PROVIDED MATERIAL
+ + + + +

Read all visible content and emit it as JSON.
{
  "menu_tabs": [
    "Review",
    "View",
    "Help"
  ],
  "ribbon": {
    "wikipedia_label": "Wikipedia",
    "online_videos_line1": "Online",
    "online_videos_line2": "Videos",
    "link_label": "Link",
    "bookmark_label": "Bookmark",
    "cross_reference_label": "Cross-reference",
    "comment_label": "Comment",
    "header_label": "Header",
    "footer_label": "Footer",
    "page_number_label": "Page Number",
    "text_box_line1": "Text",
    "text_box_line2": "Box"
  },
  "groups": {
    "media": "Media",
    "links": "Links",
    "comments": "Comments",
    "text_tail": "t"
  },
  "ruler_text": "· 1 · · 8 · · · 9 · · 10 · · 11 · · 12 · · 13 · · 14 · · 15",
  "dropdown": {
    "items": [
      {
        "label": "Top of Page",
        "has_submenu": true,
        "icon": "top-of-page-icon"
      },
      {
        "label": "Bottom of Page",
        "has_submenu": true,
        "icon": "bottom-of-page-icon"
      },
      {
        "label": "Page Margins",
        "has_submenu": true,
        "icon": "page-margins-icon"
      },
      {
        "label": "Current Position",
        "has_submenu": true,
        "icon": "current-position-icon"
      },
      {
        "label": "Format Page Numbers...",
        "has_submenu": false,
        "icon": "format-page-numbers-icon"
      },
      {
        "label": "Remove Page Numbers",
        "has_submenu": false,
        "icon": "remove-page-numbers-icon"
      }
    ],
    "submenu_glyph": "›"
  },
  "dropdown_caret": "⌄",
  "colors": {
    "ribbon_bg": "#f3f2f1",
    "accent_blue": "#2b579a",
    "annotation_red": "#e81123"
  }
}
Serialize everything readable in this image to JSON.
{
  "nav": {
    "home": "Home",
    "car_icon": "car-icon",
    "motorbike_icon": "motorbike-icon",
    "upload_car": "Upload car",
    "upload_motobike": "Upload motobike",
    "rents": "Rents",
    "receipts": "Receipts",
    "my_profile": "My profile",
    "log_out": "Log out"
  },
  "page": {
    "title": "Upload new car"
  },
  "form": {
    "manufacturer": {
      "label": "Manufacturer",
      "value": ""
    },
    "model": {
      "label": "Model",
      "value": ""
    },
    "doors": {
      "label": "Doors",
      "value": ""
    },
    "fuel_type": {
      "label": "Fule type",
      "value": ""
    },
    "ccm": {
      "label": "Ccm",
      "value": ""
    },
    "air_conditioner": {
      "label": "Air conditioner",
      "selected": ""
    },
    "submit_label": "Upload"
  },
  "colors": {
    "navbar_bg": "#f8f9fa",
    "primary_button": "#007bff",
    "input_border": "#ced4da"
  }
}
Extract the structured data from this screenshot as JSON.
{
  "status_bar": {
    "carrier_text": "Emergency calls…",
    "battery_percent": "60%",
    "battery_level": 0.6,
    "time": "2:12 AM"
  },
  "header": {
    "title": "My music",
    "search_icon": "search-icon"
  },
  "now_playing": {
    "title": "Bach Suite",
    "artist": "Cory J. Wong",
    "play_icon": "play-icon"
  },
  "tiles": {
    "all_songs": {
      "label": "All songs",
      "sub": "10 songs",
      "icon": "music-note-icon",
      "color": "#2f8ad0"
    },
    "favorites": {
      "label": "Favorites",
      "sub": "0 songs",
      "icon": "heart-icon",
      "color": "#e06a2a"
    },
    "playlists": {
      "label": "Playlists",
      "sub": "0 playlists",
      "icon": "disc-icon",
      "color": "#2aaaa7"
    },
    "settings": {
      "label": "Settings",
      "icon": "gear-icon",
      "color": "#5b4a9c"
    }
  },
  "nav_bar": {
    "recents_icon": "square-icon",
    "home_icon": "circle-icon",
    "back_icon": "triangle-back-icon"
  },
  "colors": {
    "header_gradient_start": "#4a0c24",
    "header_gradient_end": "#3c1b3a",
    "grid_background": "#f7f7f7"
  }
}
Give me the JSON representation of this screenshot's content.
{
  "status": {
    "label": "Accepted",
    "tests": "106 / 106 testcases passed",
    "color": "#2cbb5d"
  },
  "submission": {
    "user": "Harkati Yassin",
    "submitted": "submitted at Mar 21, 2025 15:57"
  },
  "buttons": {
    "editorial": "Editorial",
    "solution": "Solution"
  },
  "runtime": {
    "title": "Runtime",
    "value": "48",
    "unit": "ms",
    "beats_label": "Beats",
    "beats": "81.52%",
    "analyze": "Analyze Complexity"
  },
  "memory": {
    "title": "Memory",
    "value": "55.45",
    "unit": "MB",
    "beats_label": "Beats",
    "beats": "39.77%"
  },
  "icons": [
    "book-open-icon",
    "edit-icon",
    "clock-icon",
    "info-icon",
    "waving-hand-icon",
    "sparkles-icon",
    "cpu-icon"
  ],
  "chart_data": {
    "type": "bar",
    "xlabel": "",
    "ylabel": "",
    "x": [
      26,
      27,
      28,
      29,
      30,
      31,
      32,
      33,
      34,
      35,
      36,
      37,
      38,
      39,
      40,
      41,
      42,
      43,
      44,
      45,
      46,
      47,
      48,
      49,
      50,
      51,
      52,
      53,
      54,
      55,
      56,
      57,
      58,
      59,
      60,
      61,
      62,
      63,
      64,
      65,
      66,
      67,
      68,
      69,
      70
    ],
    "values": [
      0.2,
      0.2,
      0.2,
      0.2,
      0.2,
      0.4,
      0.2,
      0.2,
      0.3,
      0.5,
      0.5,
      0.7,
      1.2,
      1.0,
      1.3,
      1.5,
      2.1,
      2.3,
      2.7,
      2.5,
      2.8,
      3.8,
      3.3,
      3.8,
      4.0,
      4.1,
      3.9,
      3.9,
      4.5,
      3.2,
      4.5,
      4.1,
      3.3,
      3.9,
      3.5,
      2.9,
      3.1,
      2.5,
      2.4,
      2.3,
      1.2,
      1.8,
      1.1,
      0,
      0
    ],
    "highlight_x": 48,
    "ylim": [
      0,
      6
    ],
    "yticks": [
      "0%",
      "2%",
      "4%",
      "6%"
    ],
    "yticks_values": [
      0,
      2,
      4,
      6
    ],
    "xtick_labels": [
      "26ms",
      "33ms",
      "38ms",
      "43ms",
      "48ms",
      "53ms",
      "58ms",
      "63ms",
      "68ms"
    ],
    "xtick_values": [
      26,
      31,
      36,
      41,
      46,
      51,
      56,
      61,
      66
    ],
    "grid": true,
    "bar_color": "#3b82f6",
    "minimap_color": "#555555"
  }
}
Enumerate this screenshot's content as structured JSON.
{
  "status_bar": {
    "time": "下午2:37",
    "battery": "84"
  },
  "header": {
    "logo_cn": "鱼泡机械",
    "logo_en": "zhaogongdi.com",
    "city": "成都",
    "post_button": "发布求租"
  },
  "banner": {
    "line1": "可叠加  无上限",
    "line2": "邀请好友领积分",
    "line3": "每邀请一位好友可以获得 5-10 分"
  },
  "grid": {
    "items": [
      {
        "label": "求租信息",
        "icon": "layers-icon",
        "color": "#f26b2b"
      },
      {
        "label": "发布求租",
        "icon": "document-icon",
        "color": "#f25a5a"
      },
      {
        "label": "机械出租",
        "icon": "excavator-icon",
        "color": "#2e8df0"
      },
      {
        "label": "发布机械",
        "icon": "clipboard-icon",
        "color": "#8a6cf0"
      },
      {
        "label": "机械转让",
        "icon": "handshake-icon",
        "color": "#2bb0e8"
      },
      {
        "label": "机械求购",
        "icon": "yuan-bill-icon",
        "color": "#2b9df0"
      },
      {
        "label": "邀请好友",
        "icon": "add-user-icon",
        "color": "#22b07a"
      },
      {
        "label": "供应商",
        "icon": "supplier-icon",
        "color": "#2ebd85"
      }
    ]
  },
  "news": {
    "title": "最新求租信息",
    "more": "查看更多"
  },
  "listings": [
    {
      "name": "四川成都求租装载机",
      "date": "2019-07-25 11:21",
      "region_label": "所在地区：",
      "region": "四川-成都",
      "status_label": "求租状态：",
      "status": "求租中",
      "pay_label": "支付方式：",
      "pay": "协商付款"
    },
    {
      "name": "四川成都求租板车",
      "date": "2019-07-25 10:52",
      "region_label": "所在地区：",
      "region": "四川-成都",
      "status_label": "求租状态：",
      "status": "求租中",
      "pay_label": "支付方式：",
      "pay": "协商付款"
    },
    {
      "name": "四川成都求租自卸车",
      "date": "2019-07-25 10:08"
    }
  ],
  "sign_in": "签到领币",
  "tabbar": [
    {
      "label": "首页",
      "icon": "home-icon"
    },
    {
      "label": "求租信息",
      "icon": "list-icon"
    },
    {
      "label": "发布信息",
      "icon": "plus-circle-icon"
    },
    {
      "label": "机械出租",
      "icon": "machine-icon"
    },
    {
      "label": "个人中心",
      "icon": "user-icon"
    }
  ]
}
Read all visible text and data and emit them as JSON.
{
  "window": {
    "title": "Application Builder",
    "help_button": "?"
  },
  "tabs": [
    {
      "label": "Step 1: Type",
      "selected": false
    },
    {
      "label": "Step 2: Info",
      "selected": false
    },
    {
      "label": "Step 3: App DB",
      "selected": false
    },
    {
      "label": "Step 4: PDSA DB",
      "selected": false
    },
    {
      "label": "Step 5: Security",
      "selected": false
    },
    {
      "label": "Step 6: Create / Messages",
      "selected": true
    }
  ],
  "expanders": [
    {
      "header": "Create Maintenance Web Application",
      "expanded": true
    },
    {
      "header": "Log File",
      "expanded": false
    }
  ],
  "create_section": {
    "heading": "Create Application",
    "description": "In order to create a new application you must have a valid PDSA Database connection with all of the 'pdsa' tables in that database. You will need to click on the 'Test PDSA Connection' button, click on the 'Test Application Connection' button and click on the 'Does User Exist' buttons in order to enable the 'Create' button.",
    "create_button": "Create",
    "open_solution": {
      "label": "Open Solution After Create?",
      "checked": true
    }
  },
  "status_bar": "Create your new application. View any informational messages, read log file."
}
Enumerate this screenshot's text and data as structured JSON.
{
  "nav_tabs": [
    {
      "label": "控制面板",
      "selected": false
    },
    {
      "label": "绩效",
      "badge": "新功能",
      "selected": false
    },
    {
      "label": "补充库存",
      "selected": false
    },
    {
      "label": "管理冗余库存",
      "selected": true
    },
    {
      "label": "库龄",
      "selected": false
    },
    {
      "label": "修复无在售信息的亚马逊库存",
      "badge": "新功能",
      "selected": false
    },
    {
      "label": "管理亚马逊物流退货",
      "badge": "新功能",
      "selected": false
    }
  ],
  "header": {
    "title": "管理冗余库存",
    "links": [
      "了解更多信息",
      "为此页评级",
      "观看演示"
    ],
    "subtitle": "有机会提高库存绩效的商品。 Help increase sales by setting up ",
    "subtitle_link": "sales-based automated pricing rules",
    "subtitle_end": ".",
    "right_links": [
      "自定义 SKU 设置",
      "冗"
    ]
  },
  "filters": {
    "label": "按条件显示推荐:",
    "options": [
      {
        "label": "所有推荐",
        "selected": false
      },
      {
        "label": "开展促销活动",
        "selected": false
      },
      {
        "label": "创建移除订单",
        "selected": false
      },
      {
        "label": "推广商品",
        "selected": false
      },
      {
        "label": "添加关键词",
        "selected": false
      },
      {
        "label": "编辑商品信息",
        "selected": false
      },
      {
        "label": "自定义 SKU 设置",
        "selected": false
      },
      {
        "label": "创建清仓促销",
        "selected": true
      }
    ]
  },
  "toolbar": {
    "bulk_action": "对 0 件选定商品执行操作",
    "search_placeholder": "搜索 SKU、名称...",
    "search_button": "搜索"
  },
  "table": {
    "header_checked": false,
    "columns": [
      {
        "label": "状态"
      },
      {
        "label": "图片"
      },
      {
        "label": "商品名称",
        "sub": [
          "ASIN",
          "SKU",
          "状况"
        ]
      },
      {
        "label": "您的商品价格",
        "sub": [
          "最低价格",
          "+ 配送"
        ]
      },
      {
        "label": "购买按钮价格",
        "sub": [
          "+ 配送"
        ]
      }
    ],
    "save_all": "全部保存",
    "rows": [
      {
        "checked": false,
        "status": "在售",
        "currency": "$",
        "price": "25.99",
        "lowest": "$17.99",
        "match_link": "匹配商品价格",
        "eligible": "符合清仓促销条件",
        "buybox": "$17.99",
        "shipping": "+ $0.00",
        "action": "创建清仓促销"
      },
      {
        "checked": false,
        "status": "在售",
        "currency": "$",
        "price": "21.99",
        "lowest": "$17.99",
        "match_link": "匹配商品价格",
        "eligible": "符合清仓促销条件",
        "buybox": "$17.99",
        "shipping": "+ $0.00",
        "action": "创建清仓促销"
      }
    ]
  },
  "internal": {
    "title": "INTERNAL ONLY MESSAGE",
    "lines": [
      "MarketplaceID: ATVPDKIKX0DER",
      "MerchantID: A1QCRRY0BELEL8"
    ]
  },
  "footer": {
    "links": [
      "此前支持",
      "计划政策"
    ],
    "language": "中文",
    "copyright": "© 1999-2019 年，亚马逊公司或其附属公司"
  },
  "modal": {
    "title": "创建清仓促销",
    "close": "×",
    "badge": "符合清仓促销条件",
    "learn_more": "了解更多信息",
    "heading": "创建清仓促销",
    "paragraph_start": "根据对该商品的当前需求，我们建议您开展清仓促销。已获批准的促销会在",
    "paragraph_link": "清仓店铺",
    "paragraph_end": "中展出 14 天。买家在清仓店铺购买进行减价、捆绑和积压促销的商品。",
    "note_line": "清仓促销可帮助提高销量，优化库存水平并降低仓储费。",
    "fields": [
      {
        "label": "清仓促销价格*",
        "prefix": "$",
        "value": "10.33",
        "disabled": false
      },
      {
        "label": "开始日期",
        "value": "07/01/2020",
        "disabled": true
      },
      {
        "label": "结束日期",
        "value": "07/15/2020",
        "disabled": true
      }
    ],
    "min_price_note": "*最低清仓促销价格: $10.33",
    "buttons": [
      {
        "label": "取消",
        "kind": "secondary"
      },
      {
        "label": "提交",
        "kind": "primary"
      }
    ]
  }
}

+ + + + +

SHORT PROBLEM
Select and copy every line of the material that holds the string "content".

EXERCISE RESPONSE
Read all visible content and emit it as JSON.
Give me the JSON representation of this screenshot's content.
Enumerate this screenshot's content as structured JSON.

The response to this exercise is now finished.